▸ **GIVEN TASK**:
Note each line that includes the word "peligroso". Copy those lines.

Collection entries
——
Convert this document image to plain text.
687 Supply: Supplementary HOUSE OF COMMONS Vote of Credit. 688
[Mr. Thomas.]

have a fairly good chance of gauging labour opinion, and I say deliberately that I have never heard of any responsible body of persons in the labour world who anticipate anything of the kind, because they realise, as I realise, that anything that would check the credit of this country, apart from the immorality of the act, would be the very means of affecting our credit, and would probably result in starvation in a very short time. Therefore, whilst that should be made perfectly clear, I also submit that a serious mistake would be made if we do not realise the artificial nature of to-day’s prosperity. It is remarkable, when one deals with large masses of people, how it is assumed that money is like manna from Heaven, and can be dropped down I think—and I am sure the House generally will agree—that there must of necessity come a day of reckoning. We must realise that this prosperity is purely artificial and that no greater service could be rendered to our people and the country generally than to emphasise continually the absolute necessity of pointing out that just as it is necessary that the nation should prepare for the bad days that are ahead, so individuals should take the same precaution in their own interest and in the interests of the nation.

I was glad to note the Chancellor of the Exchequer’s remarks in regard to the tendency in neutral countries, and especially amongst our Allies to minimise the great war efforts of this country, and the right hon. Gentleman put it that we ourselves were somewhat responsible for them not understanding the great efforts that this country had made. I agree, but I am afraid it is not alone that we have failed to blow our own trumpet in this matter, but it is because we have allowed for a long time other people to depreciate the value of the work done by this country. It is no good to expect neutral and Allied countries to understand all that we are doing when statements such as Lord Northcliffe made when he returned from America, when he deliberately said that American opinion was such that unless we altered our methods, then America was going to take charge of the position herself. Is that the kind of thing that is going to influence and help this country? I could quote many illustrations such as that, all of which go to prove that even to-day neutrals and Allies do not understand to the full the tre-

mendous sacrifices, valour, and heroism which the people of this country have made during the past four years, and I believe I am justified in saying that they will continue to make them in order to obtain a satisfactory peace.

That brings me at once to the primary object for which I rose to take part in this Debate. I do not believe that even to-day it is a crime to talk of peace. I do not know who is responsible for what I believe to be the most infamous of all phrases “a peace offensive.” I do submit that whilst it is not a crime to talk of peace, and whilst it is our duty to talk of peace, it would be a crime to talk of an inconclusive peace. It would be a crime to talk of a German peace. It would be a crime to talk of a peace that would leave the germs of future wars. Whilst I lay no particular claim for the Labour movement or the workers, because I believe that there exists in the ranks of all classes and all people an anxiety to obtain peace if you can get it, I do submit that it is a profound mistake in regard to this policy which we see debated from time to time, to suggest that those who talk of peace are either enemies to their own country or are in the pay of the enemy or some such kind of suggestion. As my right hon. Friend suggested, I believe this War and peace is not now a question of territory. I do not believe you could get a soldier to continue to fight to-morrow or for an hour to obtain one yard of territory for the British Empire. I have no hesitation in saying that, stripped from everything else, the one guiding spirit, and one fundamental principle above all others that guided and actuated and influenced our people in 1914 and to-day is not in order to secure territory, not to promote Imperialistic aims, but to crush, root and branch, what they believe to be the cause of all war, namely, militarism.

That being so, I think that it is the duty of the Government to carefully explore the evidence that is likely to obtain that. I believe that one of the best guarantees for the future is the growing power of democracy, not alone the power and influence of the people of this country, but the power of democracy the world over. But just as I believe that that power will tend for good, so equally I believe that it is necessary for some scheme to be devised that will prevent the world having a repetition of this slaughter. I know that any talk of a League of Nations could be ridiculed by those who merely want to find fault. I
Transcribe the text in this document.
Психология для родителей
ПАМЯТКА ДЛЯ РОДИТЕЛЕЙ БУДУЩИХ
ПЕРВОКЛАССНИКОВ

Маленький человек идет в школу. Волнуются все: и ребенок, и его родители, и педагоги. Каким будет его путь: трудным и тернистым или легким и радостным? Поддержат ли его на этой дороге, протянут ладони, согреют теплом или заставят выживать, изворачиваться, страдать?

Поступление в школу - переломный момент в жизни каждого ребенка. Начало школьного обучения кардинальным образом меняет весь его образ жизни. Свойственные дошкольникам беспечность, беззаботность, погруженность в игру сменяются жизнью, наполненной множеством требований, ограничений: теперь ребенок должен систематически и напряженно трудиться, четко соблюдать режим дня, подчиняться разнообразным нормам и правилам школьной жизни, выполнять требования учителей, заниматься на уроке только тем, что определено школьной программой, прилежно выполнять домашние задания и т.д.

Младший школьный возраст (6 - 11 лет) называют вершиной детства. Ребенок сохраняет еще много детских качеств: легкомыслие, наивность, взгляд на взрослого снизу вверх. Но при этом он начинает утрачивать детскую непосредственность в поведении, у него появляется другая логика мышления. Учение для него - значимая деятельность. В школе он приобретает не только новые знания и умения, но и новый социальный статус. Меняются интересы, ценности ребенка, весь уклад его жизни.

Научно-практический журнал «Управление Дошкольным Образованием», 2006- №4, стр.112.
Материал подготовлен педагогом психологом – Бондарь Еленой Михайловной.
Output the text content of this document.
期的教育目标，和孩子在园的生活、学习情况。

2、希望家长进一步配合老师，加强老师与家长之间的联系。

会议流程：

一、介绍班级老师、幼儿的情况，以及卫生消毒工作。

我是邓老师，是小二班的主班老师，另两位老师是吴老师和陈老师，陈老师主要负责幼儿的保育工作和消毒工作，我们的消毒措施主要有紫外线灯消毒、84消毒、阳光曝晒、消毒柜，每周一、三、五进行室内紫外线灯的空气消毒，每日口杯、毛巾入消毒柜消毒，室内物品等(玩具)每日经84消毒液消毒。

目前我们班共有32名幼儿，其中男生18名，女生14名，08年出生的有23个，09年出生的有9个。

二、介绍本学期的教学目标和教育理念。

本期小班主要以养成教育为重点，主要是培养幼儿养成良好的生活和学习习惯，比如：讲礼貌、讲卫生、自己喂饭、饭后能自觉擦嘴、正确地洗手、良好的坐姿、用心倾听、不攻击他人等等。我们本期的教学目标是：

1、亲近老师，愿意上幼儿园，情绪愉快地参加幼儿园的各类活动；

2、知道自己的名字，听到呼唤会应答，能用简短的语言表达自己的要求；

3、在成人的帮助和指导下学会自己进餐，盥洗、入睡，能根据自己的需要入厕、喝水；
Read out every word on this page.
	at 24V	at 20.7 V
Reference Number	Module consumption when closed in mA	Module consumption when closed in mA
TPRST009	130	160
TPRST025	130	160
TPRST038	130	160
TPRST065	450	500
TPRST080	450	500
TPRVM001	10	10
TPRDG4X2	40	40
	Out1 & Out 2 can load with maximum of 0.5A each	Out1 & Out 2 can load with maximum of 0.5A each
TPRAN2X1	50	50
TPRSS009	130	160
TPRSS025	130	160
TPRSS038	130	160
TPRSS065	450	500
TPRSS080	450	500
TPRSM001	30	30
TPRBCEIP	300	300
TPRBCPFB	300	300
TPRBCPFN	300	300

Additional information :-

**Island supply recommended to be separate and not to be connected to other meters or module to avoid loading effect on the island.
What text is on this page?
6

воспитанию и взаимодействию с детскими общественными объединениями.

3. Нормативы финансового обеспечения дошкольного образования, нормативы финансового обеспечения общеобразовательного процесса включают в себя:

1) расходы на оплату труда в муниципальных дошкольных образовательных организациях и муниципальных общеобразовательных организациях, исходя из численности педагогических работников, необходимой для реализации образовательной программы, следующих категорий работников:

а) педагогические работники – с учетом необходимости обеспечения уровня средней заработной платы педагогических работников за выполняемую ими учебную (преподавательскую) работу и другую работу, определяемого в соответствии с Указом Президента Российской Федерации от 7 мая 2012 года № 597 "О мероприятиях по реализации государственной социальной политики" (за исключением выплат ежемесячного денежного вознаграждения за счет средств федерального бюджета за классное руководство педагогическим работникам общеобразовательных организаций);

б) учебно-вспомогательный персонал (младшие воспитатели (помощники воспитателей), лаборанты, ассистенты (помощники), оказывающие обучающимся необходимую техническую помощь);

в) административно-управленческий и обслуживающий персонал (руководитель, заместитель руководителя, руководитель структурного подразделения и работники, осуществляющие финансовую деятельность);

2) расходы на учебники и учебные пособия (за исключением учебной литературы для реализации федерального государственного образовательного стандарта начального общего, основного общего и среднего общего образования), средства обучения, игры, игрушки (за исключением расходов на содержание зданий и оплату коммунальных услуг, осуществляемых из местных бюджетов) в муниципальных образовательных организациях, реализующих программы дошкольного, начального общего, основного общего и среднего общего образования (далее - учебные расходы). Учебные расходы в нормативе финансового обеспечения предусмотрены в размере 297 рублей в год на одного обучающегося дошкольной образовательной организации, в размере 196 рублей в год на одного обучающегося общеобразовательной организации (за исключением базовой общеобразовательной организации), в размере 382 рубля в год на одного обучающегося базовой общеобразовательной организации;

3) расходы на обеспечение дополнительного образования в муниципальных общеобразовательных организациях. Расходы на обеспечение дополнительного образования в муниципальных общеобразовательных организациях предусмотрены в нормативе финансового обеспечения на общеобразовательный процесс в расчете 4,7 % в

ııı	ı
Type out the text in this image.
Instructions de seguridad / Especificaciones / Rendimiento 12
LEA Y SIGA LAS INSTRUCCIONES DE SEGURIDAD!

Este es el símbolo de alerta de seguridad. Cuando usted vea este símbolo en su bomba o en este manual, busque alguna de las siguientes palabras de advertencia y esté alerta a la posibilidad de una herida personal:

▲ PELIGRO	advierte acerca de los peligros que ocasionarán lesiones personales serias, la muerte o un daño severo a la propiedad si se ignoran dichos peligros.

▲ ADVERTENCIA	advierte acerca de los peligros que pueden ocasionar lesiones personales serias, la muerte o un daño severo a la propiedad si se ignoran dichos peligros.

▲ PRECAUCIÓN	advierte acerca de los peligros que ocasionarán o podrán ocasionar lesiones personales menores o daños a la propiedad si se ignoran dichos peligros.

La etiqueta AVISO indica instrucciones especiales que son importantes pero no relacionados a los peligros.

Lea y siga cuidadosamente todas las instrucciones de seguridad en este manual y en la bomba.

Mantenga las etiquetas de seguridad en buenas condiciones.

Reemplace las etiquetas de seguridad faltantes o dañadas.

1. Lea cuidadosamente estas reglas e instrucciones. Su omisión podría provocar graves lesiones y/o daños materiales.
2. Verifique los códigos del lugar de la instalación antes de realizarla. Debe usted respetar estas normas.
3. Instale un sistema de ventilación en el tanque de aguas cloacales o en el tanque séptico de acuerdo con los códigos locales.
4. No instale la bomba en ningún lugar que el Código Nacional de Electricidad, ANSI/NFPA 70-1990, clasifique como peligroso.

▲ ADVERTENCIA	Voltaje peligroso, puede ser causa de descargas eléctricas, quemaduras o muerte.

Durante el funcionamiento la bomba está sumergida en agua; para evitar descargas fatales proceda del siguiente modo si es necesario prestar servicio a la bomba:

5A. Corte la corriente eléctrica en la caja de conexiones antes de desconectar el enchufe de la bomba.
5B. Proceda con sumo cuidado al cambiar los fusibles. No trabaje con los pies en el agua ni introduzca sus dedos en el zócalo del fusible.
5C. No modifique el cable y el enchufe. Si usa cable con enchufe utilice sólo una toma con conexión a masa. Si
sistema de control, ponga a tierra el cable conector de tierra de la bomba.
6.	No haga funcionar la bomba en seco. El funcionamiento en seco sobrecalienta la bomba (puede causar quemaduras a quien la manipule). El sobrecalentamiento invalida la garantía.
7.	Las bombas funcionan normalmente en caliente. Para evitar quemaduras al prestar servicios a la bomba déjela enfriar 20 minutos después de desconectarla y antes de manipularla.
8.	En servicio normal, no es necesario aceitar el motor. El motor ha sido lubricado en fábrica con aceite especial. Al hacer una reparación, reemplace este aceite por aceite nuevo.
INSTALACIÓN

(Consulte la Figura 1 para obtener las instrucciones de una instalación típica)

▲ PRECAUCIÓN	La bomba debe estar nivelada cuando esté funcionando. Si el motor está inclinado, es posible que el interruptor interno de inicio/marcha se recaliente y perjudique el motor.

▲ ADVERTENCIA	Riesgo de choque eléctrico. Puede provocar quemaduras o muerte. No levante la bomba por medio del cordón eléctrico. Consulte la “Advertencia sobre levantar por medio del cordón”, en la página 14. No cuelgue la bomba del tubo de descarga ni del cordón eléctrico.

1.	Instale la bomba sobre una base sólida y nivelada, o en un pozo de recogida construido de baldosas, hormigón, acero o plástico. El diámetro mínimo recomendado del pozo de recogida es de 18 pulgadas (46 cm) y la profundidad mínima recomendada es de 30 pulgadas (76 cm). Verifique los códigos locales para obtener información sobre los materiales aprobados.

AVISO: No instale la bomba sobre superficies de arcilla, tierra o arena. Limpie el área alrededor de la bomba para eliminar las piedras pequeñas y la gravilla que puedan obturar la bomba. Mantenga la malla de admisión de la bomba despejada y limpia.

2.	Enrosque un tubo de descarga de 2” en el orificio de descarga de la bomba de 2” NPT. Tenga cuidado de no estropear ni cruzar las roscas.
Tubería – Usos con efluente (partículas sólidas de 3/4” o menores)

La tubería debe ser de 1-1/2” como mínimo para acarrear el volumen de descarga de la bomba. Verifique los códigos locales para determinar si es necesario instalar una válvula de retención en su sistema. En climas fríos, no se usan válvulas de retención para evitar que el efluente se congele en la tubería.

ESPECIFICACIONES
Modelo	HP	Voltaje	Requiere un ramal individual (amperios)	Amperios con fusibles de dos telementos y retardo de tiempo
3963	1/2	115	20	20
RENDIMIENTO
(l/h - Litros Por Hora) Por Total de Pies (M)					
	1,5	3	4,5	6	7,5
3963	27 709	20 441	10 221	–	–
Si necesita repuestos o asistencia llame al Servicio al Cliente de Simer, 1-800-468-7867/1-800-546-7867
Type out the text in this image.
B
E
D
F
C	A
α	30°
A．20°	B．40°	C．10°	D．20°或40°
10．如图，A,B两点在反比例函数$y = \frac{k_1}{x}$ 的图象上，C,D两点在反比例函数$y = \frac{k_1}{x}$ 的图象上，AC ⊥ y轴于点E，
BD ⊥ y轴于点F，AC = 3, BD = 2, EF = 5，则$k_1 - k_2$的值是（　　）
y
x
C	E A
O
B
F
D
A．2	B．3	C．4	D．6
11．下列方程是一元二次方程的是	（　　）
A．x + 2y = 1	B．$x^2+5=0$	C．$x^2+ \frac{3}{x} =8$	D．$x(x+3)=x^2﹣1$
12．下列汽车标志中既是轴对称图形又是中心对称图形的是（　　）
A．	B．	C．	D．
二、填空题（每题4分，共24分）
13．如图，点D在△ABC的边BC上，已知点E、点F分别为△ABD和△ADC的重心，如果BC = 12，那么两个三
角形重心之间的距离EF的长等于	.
——
▸ **REPLY**:
4. No instale la bomba en ningún lugar que el Código Nacional de Electricidad, ANSI/NFPA 70-1990, clasifique como peligroso.
▲ ADVERTENCIA	Voltaje peligroso, puede ser causa de descargas eléctricas, quemaduras o muerte.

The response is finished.